Within the data that follows, how many lines carry the string "this"? Give the number alone.

Record set:

== == ==

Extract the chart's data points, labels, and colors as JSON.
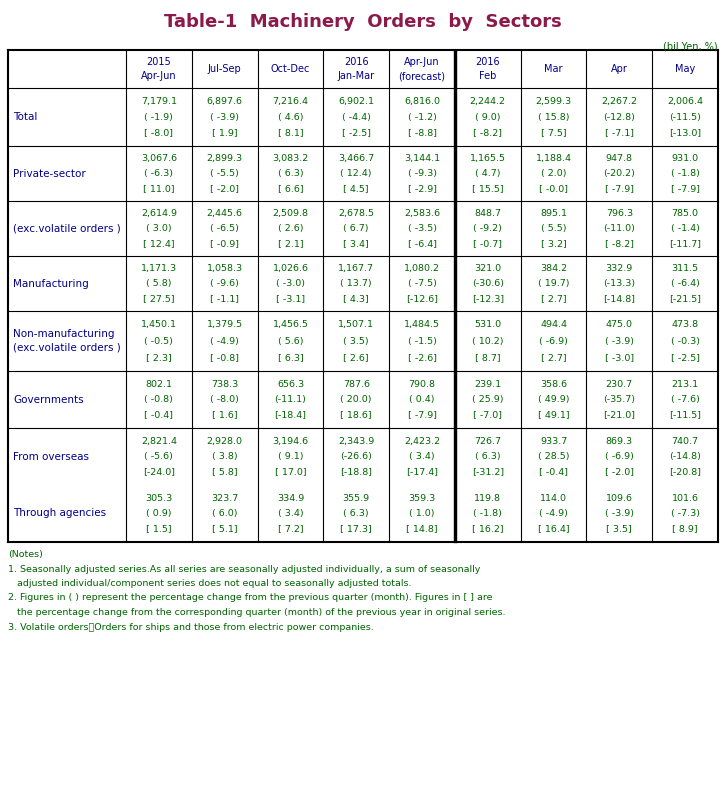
{
  "title": "Table-1  Machinery  Orders  by  Sectors",
  "title_color": "#8B1A4A",
  "unit_label": "(bil.Yen, %)",
  "header_color": "#00008B",
  "data_color": "#006400",
  "label_color": "#00008B",
  "notes_color": "#006400",
  "col_headers": [
    [
      "2015",
      "Apr-Jun"
    ],
    [
      "Jul-Sep",
      ""
    ],
    [
      "Oct-Dec",
      ""
    ],
    [
      "2016",
      "Jan-Mar"
    ],
    [
      "Apr-Jun",
      "(forecast)"
    ],
    [
      "2016",
      "Feb"
    ],
    [
      "Mar",
      ""
    ],
    [
      "Apr",
      ""
    ],
    [
      "May",
      ""
    ]
  ],
  "rows": [
    {
      "label": [
        "Total"
      ],
      "label_indent": 0,
      "data": [
        [
          "7,179.1",
          "( -1.9)",
          "[ -8.0]"
        ],
        [
          "6,897.6",
          "( -3.9)",
          "[ 1.9]"
        ],
        [
          "7,216.4",
          "( 4.6)",
          "[ 8.1]"
        ],
        [
          "6,902.1",
          "( -4.4)",
          "[ -2.5]"
        ],
        [
          "6,816.0",
          "( -1.2)",
          "[ -8.8]"
        ],
        [
          "2,244.2",
          "( 9.0)",
          "[ -8.2]"
        ],
        [
          "2,599.3",
          "( 15.8)",
          "[ 7.5]"
        ],
        [
          "2,267.2",
          "(-12.8)",
          "[ -7.1]"
        ],
        [
          "2,006.4",
          "(-11.5)",
          "[-13.0]"
        ]
      ]
    },
    {
      "label": [
        "Private-sector"
      ],
      "label_indent": 1,
      "data": [
        [
          "3,067.6",
          "( -6.3)",
          "[ 11.0]"
        ],
        [
          "2,899.3",
          "( -5.5)",
          "[ -2.0]"
        ],
        [
          "3,083.2",
          "( 6.3)",
          "[ 6.6]"
        ],
        [
          "3,466.7",
          "( 12.4)",
          "[ 4.5]"
        ],
        [
          "3,144.1",
          "( -9.3)",
          "[ -2.9]"
        ],
        [
          "1,165.5",
          "( 4.7)",
          "[ 15.5]"
        ],
        [
          "1,188.4",
          "( 2.0)",
          "[ -0.0]"
        ],
        [
          "947.8",
          "(-20.2)",
          "[ -7.9]"
        ],
        [
          "931.0",
          "( -1.8)",
          "[ -7.9]"
        ]
      ]
    },
    {
      "label": [
        "(exc.volatile orders )"
      ],
      "label_indent": 1,
      "data": [
        [
          "2,614.9",
          "( 3.0)",
          "[ 12.4]"
        ],
        [
          "2,445.6",
          "( -6.5)",
          "[ -0.9]"
        ],
        [
          "2,509.8",
          "( 2.6)",
          "[ 2.1]"
        ],
        [
          "2,678.5",
          "( 6.7)",
          "[ 3.4]"
        ],
        [
          "2,583.6",
          "( -3.5)",
          "[ -6.4]"
        ],
        [
          "848.7",
          "( -9.2)",
          "[ -0.7]"
        ],
        [
          "895.1",
          "( 5.5)",
          "[ 3.2]"
        ],
        [
          "796.3",
          "(-11.0)",
          "[ -8.2]"
        ],
        [
          "785.0",
          "( -1.4)",
          "[-11.7]"
        ]
      ]
    },
    {
      "label": [
        "Manufacturing"
      ],
      "label_indent": 2,
      "data": [
        [
          "1,171.3",
          "( 5.8)",
          "[ 27.5]"
        ],
        [
          "1,058.3",
          "( -9.6)",
          "[ -1.1]"
        ],
        [
          "1,026.6",
          "( -3.0)",
          "[ -3.1]"
        ],
        [
          "1,167.7",
          "( 13.7)",
          "[ 4.3]"
        ],
        [
          "1,080.2",
          "( -7.5)",
          "[-12.6]"
        ],
        [
          "321.0",
          "(-30.6)",
          "[-12.3]"
        ],
        [
          "384.2",
          "( 19.7)",
          "[ 2.7]"
        ],
        [
          "332.9",
          "(-13.3)",
          "[-14.8]"
        ],
        [
          "311.5",
          "( -6.4)",
          "[-21.5]"
        ]
      ]
    },
    {
      "label": [
        "Non-manufacturing",
        "(exc.volatile orders )"
      ],
      "label_indent": 2,
      "data": [
        [
          "1,450.1",
          "( -0.5)",
          "[ 2.3]"
        ],
        [
          "1,379.5",
          "( -4.9)",
          "[ -0.8]"
        ],
        [
          "1,456.5",
          "( 5.6)",
          "[ 6.3]"
        ],
        [
          "1,507.1",
          "( 3.5)",
          "[ 2.6]"
        ],
        [
          "1,484.5",
          "( -1.5)",
          "[ -2.6]"
        ],
        [
          "531.0",
          "( 10.2)",
          "[ 8.7]"
        ],
        [
          "494.4",
          "( -6.9)",
          "[ 2.7]"
        ],
        [
          "475.0",
          "( -3.9)",
          "[ -3.0]"
        ],
        [
          "473.8",
          "( -0.3)",
          "[ -2.5]"
        ]
      ]
    },
    {
      "label": [
        "Governments"
      ],
      "label_indent": 1,
      "data": [
        [
          "802.1",
          "( -0.8)",
          "[ -0.4]"
        ],
        [
          "738.3",
          "( -8.0)",
          "[ 1.6]"
        ],
        [
          "656.3",
          "(-11.1)",
          "[-18.4]"
        ],
        [
          "787.6",
          "( 20.0)",
          "[ 18.6]"
        ],
        [
          "790.8",
          "( 0.4)",
          "[ -7.9]"
        ],
        [
          "239.1",
          "( 25.9)",
          "[ -7.0]"
        ],
        [
          "358.6",
          "( 49.9)",
          "[ 49.1]"
        ],
        [
          "230.7",
          "(-35.7)",
          "[-21.0]"
        ],
        [
          "213.1",
          "( -7.6)",
          "[-11.5]"
        ]
      ]
    },
    {
      "label": [
        "From overseas"
      ],
      "label_indent": 1,
      "data": [
        [
          "2,821.4",
          "( -5.6)",
          "[-24.0]"
        ],
        [
          "2,928.0",
          "( 3.8)",
          "[ 5.8]"
        ],
        [
          "3,194.6",
          "( 9.1)",
          "[ 17.0]"
        ],
        [
          "2,343.9",
          "(-26.6)",
          "[-18.8]"
        ],
        [
          "2,423.2",
          "( 3.4)",
          "[-17.4]"
        ],
        [
          "726.7",
          "( 6.3)",
          "[-31.2]"
        ],
        [
          "933.7",
          "( 28.5)",
          "[ -0.4]"
        ],
        [
          "869.3",
          "( -6.9)",
          "[ -2.0]"
        ],
        [
          "740.7",
          "(-14.8)",
          "[-20.8]"
        ]
      ]
    },
    {
      "label": [
        "Through agencies"
      ],
      "label_indent": 1,
      "data": [
        [
          "305.3",
          "( 0.9)",
          "[ 1.5]"
        ],
        [
          "323.7",
          "( 6.0)",
          "[ 5.1]"
        ],
        [
          "334.9",
          "( 3.4)",
          "[ 7.2]"
        ],
        [
          "355.9",
          "( 6.3)",
          "[ 17.3]"
        ],
        [
          "359.3",
          "( 1.0)",
          "[ 14.8]"
        ],
        [
          "119.8",
          "( -1.8)",
          "[ 16.2]"
        ],
        [
          "114.0",
          "( -4.9)",
          "[ 16.4]"
        ],
        [
          "109.6",
          "( -3.9)",
          "[ 3.5]"
        ],
        [
          "101.6",
          "( -7.3)",
          "[ 8.9]"
        ]
      ]
    }
  ],
  "notes": [
    "(Notes)",
    "1. Seasonally adjusted series.As all series are seasonally adjusted individually, a sum of seasonally",
    "   adjusted individual/component series does not equal to seasonally adjusted totals.",
    "2. Figures in ( ) represent the percentage change from the previous quarter (month). Figures in [ ] are",
    "   the percentage change from the corresponding quarter (month) of the previous year in original series.",
    "3. Volatile orders：Orders for ships and those from electric power companies."
  ]
}
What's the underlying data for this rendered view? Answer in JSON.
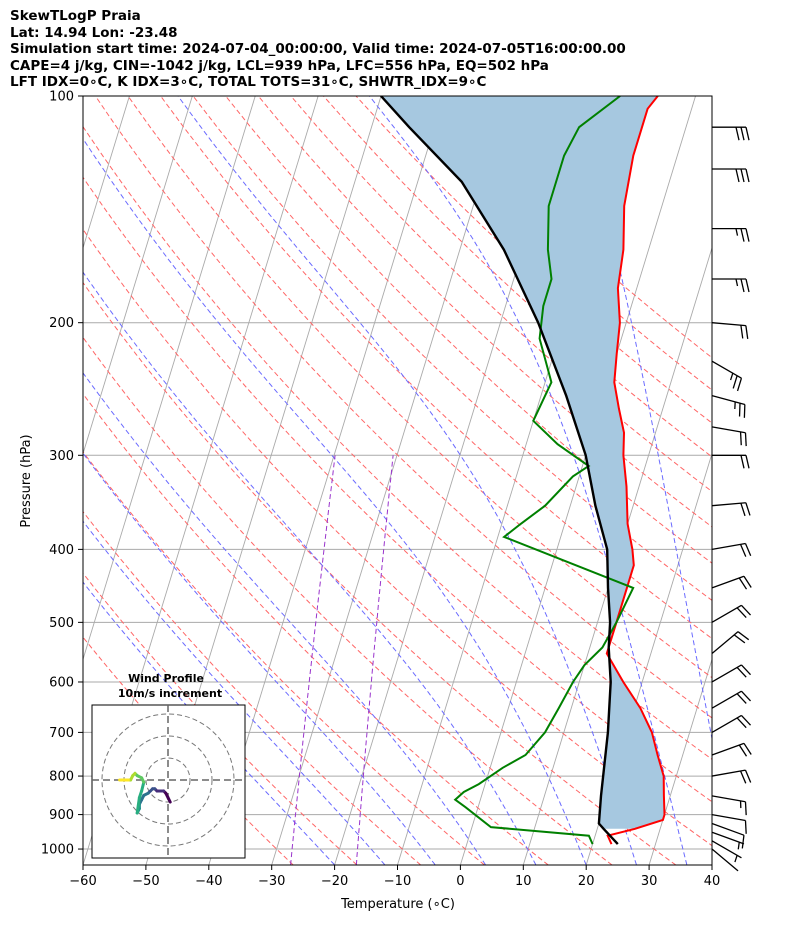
{
  "header": {
    "line1": "SkewTLogP Praia",
    "line2": "Lat: 14.94   Lon: -23.48",
    "line3": "Simulation start time: 2024-07-04_00:00:00, Valid time: 2024-07-05T16:00:00.00",
    "line4": "CAPE=4 j/kg, CIN=-1042 j/kg, LCL=939 hPa, LFC=556 hPa, EQ=502 hPa",
    "line5": "LFT IDX=0∘C, K IDX=3∘C, TOTAL TOTS=31∘C, SHWTR_IDX=9∘C"
  },
  "colors": {
    "temperature": "#ff0000",
    "dewpoint": "#008000",
    "parcel": "#000000",
    "cape_fill": "#a6c8e0",
    "dry_adiabat": "#ff6666",
    "moist_adiabat": "#6b6bff",
    "mixing_ratio": "#9933cc",
    "isotherm": "#aaaaaa"
  },
  "chart_data": [
    {
      "type": "line",
      "subtype": "skew-T log-P diagram",
      "xlabel": "Temperature (∘C)",
      "ylabel": "Pressure (hPa)",
      "xlim": [
        -60,
        40
      ],
      "ylim": [
        1050,
        100
      ],
      "yscale": "log",
      "xticks": [
        -60,
        -50,
        -40,
        -30,
        -20,
        -10,
        0,
        10,
        20,
        30,
        40
      ],
      "yticks": [
        1000,
        900,
        800,
        700,
        600,
        500,
        400,
        300,
        200,
        100
      ],
      "grid": true,
      "series": [
        {
          "key": "temperature",
          "points": [
            [
              23,
              985
            ],
            [
              22,
              960
            ],
            [
              26,
              940
            ],
            [
              30,
              915
            ],
            [
              30,
              900
            ],
            [
              29,
              850
            ],
            [
              28,
              800
            ],
            [
              26,
              750
            ],
            [
              24,
              700
            ],
            [
              21,
              650
            ],
            [
              17,
              600
            ],
            [
              13,
              550
            ],
            [
              13,
              500
            ],
            [
              13,
              450
            ],
            [
              13,
              420
            ],
            [
              12,
              400
            ],
            [
              10,
              370
            ],
            [
              8,
              330
            ],
            [
              6,
              300
            ],
            [
              5,
              280
            ],
            [
              3,
              260
            ],
            [
              1,
              240
            ],
            [
              0,
              220
            ],
            [
              -1,
              200
            ],
            [
              -3,
              180
            ],
            [
              -4,
              160
            ],
            [
              -6,
              140
            ],
            [
              -7,
              120
            ],
            [
              -7,
              110
            ],
            [
              -7,
              104
            ],
            [
              -6,
              100
            ]
          ]
        },
        {
          "key": "dewpoint",
          "points": [
            [
              20,
              985
            ],
            [
              19,
              960
            ],
            [
              3,
              935
            ],
            [
              -2,
              880
            ],
            [
              -4,
              860
            ],
            [
              -3,
              840
            ],
            [
              -1,
              820
            ],
            [
              2,
              780
            ],
            [
              5,
              750
            ],
            [
              7,
              700
            ],
            [
              8,
              650
            ],
            [
              9,
              600
            ],
            [
              10,
              570
            ],
            [
              12,
              540
            ],
            [
              13,
              500
            ],
            [
              14,
              450
            ],
            [
              -9,
              385
            ],
            [
              -7,
              370
            ],
            [
              -4,
              350
            ],
            [
              -1,
              320
            ],
            [
              1,
              310
            ],
            [
              -5,
              290
            ],
            [
              -10,
              270
            ],
            [
              -9,
              240
            ],
            [
              -13,
              210
            ],
            [
              -14,
              190
            ],
            [
              -14,
              175
            ],
            [
              -16,
              160
            ],
            [
              -18,
              140
            ],
            [
              -18,
              120
            ],
            [
              -17,
              110
            ],
            [
              -12,
              100
            ]
          ]
        },
        {
          "key": "parcel",
          "points": [
            [
              24,
              985
            ],
            [
              21,
              940
            ],
            [
              20,
              925
            ],
            [
              19,
              850
            ],
            [
              17,
              700
            ],
            [
              15,
              600
            ],
            [
              13,
              540
            ],
            [
              12,
              500
            ],
            [
              10,
              450
            ],
            [
              8,
              400
            ],
            [
              4,
              350
            ],
            [
              0,
              300
            ],
            [
              -6,
              250
            ],
            [
              -14,
              200
            ],
            [
              -23,
              160
            ],
            [
              -33,
              130
            ],
            [
              -44,
              110
            ],
            [
              -50,
              100
            ]
          ]
        }
      ],
      "wind_barbs": {
        "pressures": [
          1000,
          975,
          950,
          925,
          900,
          850,
          800,
          750,
          700,
          650,
          600,
          550,
          500,
          450,
          400,
          350,
          300,
          275,
          250,
          225,
          200,
          175,
          150,
          125,
          110
        ],
        "direction_deg": [
          130,
          120,
          110,
          110,
          100,
          100,
          80,
          70,
          60,
          60,
          60,
          50,
          60,
          70,
          80,
          85,
          90,
          100,
          105,
          120,
          95,
          90,
          90,
          90,
          90
        ],
        "speed_kt": [
          0,
          5,
          5,
          10,
          10,
          15,
          20,
          20,
          20,
          20,
          20,
          20,
          20,
          20,
          20,
          20,
          20,
          20,
          25,
          25,
          20,
          25,
          25,
          30,
          30
        ]
      }
    },
    {
      "type": "line",
      "subtype": "hodograph",
      "title": "Wind Profile",
      "subtitle": "10m/s increment",
      "xlim": [
        -25,
        25
      ],
      "ylim": [
        -25,
        25
      ],
      "rings": [
        10,
        20
      ],
      "trace_colormap": "viridis",
      "points": [
        [
          1,
          -10
        ],
        [
          0,
          -8
        ],
        [
          -1,
          -6
        ],
        [
          -2,
          -5
        ],
        [
          -3,
          -5
        ],
        [
          -5,
          -5
        ],
        [
          -6,
          -4
        ],
        [
          -7,
          -4
        ],
        [
          -8,
          -5
        ],
        [
          -9,
          -6
        ],
        [
          -11,
          -7
        ],
        [
          -12,
          -9
        ],
        [
          -13,
          -11
        ],
        [
          -13,
          -13
        ],
        [
          -14,
          -15
        ],
        [
          -13,
          -8
        ],
        [
          -12,
          -5
        ],
        [
          -11,
          -1
        ],
        [
          -12,
          1
        ],
        [
          -14,
          2
        ],
        [
          -15,
          3
        ],
        [
          -16,
          2
        ],
        [
          -17,
          0
        ],
        [
          -18,
          0
        ],
        [
          -20,
          0
        ],
        [
          -22,
          0
        ]
      ]
    }
  ]
}
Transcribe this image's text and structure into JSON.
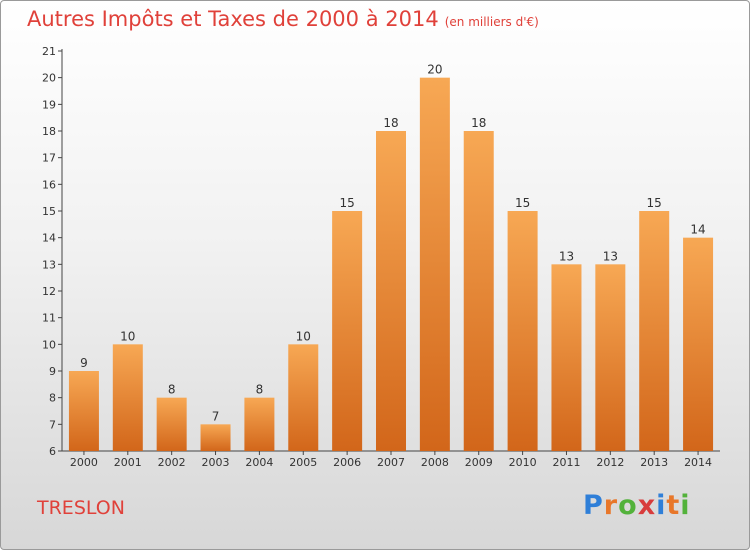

== == ==

Right answer: 2